Task prompt → Give the number of lines holding the string "gamla", and nothing else.

A block of data

****

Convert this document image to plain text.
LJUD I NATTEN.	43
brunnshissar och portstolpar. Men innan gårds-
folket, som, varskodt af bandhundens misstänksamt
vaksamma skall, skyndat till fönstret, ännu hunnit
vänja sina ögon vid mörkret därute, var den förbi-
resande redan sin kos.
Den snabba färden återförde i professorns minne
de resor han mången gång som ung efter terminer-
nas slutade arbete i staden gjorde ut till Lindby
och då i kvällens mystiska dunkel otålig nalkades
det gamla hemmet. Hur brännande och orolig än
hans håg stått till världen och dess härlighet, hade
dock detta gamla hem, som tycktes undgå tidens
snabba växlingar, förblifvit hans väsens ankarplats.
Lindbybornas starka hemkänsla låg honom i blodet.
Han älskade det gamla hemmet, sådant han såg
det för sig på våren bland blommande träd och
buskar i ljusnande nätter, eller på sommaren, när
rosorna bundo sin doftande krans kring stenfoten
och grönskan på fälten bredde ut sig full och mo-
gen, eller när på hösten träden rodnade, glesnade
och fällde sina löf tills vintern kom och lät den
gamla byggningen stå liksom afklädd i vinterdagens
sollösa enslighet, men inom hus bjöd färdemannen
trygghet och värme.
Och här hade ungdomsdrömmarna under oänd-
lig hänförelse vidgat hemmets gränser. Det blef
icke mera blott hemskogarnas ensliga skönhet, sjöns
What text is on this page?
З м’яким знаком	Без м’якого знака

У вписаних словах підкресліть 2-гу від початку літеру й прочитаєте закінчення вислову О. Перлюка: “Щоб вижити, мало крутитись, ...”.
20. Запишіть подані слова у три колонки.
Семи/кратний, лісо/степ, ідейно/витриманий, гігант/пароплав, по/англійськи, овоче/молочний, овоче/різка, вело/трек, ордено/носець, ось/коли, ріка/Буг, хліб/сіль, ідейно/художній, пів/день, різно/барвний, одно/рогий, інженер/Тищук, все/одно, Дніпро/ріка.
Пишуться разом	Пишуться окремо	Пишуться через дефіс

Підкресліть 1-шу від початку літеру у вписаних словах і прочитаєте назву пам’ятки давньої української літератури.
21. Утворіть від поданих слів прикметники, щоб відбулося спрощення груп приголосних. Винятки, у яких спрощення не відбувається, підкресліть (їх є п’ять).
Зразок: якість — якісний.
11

****

Reply to the exercise → 4